EXERCISE INSTRUCTIONS:
Rewrite all of the lines below with "screenshot" changed to "screen capture" everywhere and nothing else altered, and omit the pictures.

** Start SUPPLIED DATA **

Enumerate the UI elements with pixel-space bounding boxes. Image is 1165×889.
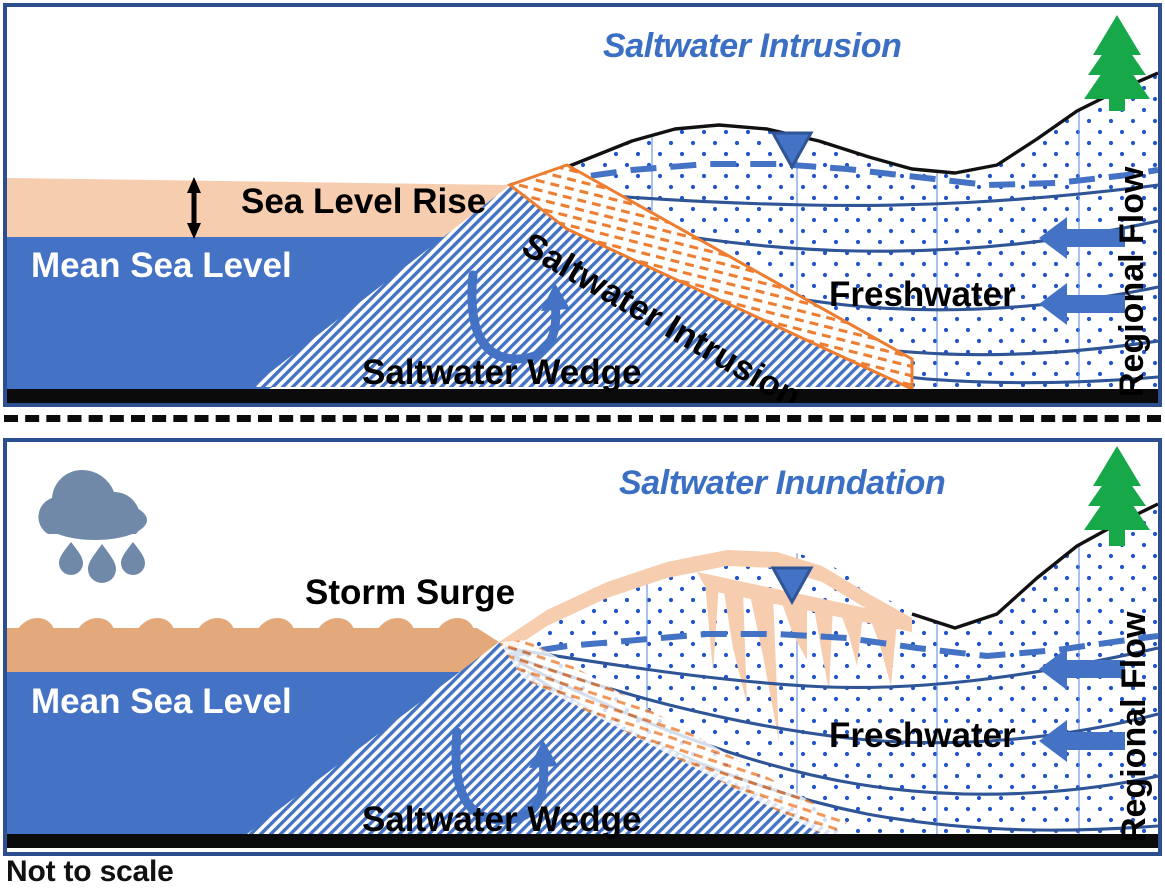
label-storm-surge: Storm Surge (305, 573, 515, 613)
label-saltwater-wedge: Saltwater Wedge (362, 800, 641, 840)
panel-title-intrusion: Saltwater Intrusion (603, 27, 901, 66)
label-mean-sea-level: Mean Sea Level (31, 246, 292, 286)
panel-saltwater-intrusion: Saltwater Intrusion Sea Level Rise Mean … (3, 3, 1162, 407)
panel-top-graphic (7, 7, 1158, 403)
conifer-tree-icon (1084, 15, 1150, 111)
panel-bottom-graphic (7, 442, 1158, 852)
figure-stage: Saltwater Intrusion Sea Level Rise Mean … (0, 0, 1165, 886)
panel-divider (4, 415, 1161, 422)
label-regional-flow: Regional Flow (1113, 167, 1152, 397)
panel-title-inundation: Saltwater Inundation (619, 464, 945, 503)
label-freshwater: Freshwater (829, 716, 1016, 756)
panel-saltwater-inundation: Saltwater Inundation Storm Surge Mean Se… (3, 438, 1162, 856)
rain-cloud-icon (38, 470, 147, 583)
label-mean-sea-level: Mean Sea Level (31, 682, 292, 722)
label-freshwater: Freshwater (829, 275, 1016, 315)
label-sea-level-rise: Sea Level Rise (241, 182, 486, 222)
label-saltwater-wedge: Saltwater Wedge (362, 353, 641, 393)
figure-caption-not-to-scale: Not to scale (6, 855, 174, 889)
label-regional-flow: Regional Flow (1115, 612, 1154, 842)
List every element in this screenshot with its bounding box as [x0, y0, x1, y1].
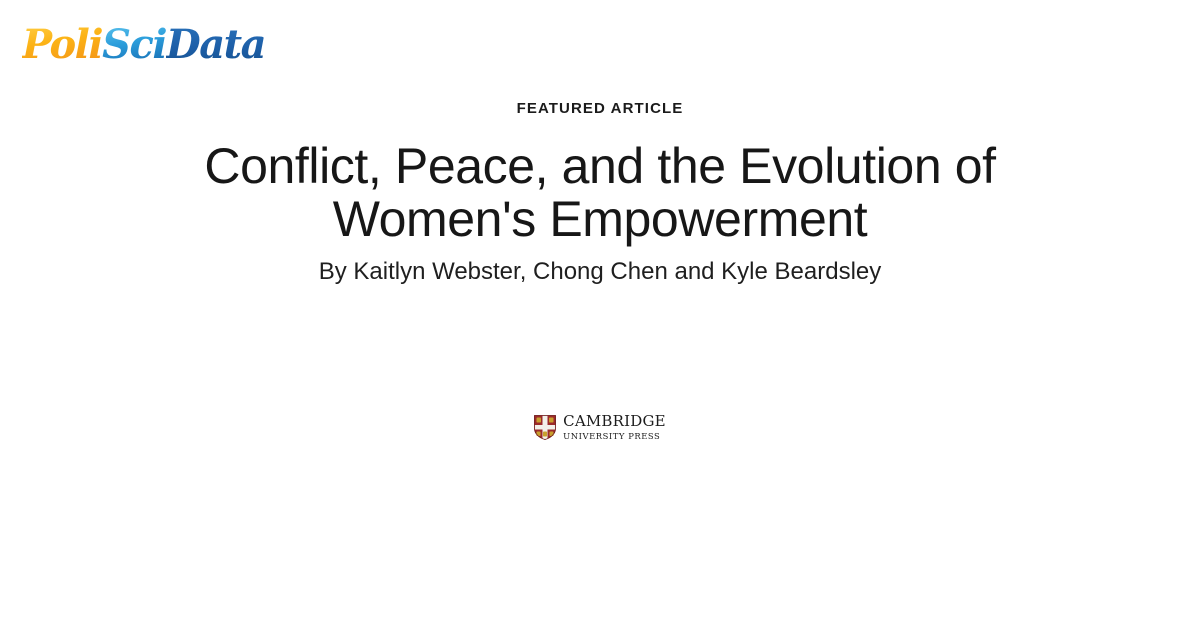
- site-logo[interactable]: PoliSciData: [22, 18, 265, 72]
- featured-article-block: FEATURED ARTICLE Conflict, Peace, and th…: [0, 100, 1200, 287]
- featured-article-eyebrow: FEATURED ARTICLE: [0, 100, 1200, 118]
- site-logo-part-data: Data: [166, 21, 265, 68]
- site-logo-part-sci: Sci: [102, 21, 166, 68]
- site-logo-part-poli: Poli: [22, 21, 102, 68]
- publisher-subtitle: UNIVERSITY PRESS: [563, 432, 666, 440]
- article-title: Conflict, Peace, and the Evolution of Wo…: [0, 140, 1200, 246]
- article-title-line-1: Conflict, Peace, and the Evolution of: [80, 140, 1120, 193]
- publisher-logo: CAMBRIDGE UNIVERSITY PRESS: [0, 414, 1200, 440]
- cambridge-crest-icon: [534, 415, 556, 440]
- publisher-logo-text: CAMBRIDGE UNIVERSITY PRESS: [563, 414, 666, 440]
- publisher-name: CAMBRIDGE: [563, 414, 666, 429]
- site-logo-wordmark: PoliSciData: [22, 25, 265, 65]
- article-byline: By Kaitlyn Webster, Chong Chen and Kyle …: [0, 256, 1200, 287]
- article-title-line-2: Women's Empowerment: [80, 193, 1120, 246]
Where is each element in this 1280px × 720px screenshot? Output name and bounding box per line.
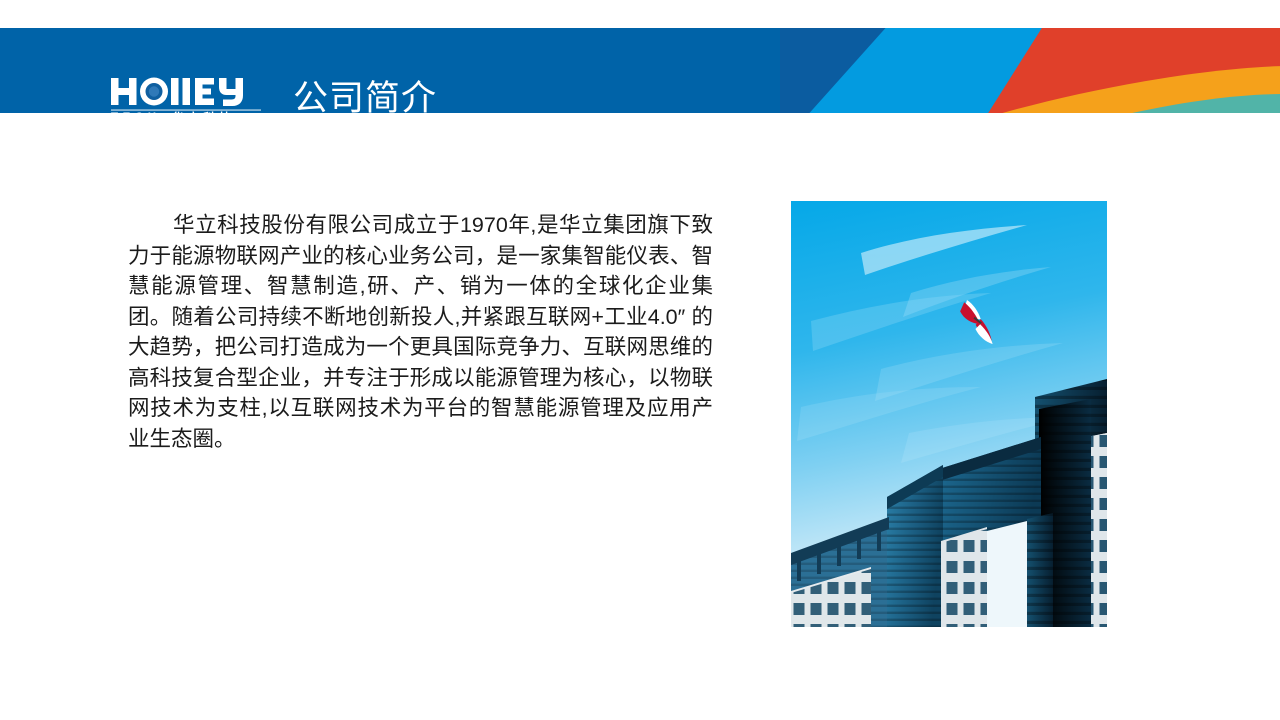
skyscrapers-and-hang-glider-photo: [791, 201, 1107, 627]
holley-tech-logo: TECH 华立科技: [110, 76, 262, 113]
slide-canvas: TECH 华立科技 公司简介 华立科技股份有限公司成立于1970年,是华立集团旗…: [0, 0, 1280, 720]
logo-subline-cn: 华立科技: [172, 111, 235, 114]
building-center-white: [941, 527, 987, 627]
photo-artwork: [791, 201, 1107, 627]
company-profile-paragraph: 华立科技股份有限公司成立于1970年,是华立集团旗下致力于能源物联网产业的核心业…: [128, 210, 713, 454]
corner-ribbon-graphic: [780, 28, 1280, 113]
header-band: TECH 华立科技 公司简介: [0, 28, 1280, 113]
logo-artwork: TECH 华立科技: [110, 76, 262, 113]
logo-subline-en: TECH: [111, 112, 161, 113]
page-title: 公司简介: [293, 74, 437, 113]
building-right-foot: [1027, 513, 1053, 627]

** End SUPPLIED DATA **

SOLVED PROBLEM:
Enumerate the UI elements with pixel-space bounding boxes. Image is 1165×889.
label-storm-surge: Storm Surge (305, 573, 515, 613)
label-saltwater-wedge: Saltwater Wedge (362, 800, 641, 840)
panel-title-intrusion: Saltwater Intrusion (603, 27, 901, 66)
label-mean-sea-level: Mean Sea Level (31, 246, 292, 286)
panel-saltwater-intrusion: Saltwater Intrusion Sea Level Rise Mean … (3, 3, 1162, 407)
panel-top-graphic (7, 7, 1158, 403)
conifer-tree-icon (1084, 15, 1150, 111)
panel-bottom-graphic (7, 442, 1158, 852)
figure-stage: Saltwater Intrusion Sea Level Rise Mean … (0, 0, 1165, 886)
panel-divider (4, 415, 1161, 422)
label-regional-flow: Regional Flow (1113, 167, 1152, 397)
panel-title-inundation: Saltwater Inundation (619, 464, 945, 503)
label-freshwater: Freshwater (829, 716, 1016, 756)
panel-saltwater-inundation: Saltwater Inundation Storm Surge Mean Se… (3, 438, 1162, 856)
rain-cloud-icon (38, 470, 147, 583)
label-mean-sea-level: Mean Sea Level (31, 682, 292, 722)
label-freshwater: Freshwater (829, 275, 1016, 315)
label-sea-level-rise: Sea Level Rise (241, 182, 486, 222)
label-saltwater-wedge: Saltwater Wedge (362, 353, 641, 393)
figure-caption-not-to-scale: Not to scale (6, 855, 174, 889)
label-regional-flow: Regional Flow (1115, 612, 1154, 842)
List every element in this screen capture with its bounding box as [x0, y0, x1, y1].
- site-logo[interactable]: PoliSciData: [22, 18, 265, 72]
- featured-article-block: FEATURED ARTICLE Conflict, Peace, and th…: [0, 100, 1200, 287]
- featured-article-eyebrow: FEATURED ARTICLE: [0, 100, 1200, 118]
- site-logo-part-data: Data: [166, 21, 265, 68]
- site-logo-part-sci: Sci: [102, 21, 166, 68]
- site-logo-part-poli: Poli: [22, 21, 102, 68]
- publisher-subtitle: UNIVERSITY PRESS: [563, 432, 666, 440]
- article-title: Conflict, Peace, and the Evolution of Wo…: [0, 140, 1200, 246]
- article-title-line-1: Conflict, Peace, and the Evolution of: [80, 140, 1120, 193]
- publisher-logo: CAMBRIDGE UNIVERSITY PRESS: [0, 414, 1200, 440]
- cambridge-crest-icon: [534, 415, 556, 440]
- publisher-logo-text: CAMBRIDGE UNIVERSITY PRESS: [563, 414, 666, 440]
- publisher-name: CAMBRIDGE: [563, 414, 666, 429]
- site-logo-wordmark: PoliSciData: [22, 25, 265, 65]
- article-byline: By Kaitlyn Webster, Chong Chen and Kyle …: [0, 256, 1200, 287]
- article-title-line-2: Women's Empowerment: [80, 193, 1120, 246]
Where is each element in this 1280px × 720px screen capture? Output name and bounding box per line.
skyscrapers-and-hang-glider-photo: [791, 201, 1107, 627]
holley-tech-logo: TECH 华立科技: [110, 76, 262, 113]
slide-canvas: TECH 华立科技 公司简介 华立科技股份有限公司成立于1970年,是华立集团旗…: [0, 0, 1280, 720]
logo-subline-cn: 华立科技: [172, 111, 235, 114]
building-center-white: [941, 527, 987, 627]
photo-artwork: [791, 201, 1107, 627]
company-profile-paragraph: 华立科技股份有限公司成立于1970年,是华立集团旗下致力于能源物联网产业的核心业…: [128, 210, 713, 454]
corner-ribbon-graphic: [780, 28, 1280, 113]
header-band: TECH 华立科技 公司简介: [0, 28, 1280, 113]
logo-artwork: TECH 华立科技: [110, 76, 262, 113]
logo-subline-en: TECH: [111, 112, 161, 113]
page-title: 公司简介: [293, 74, 437, 113]
building-right-foot: [1027, 513, 1053, 627]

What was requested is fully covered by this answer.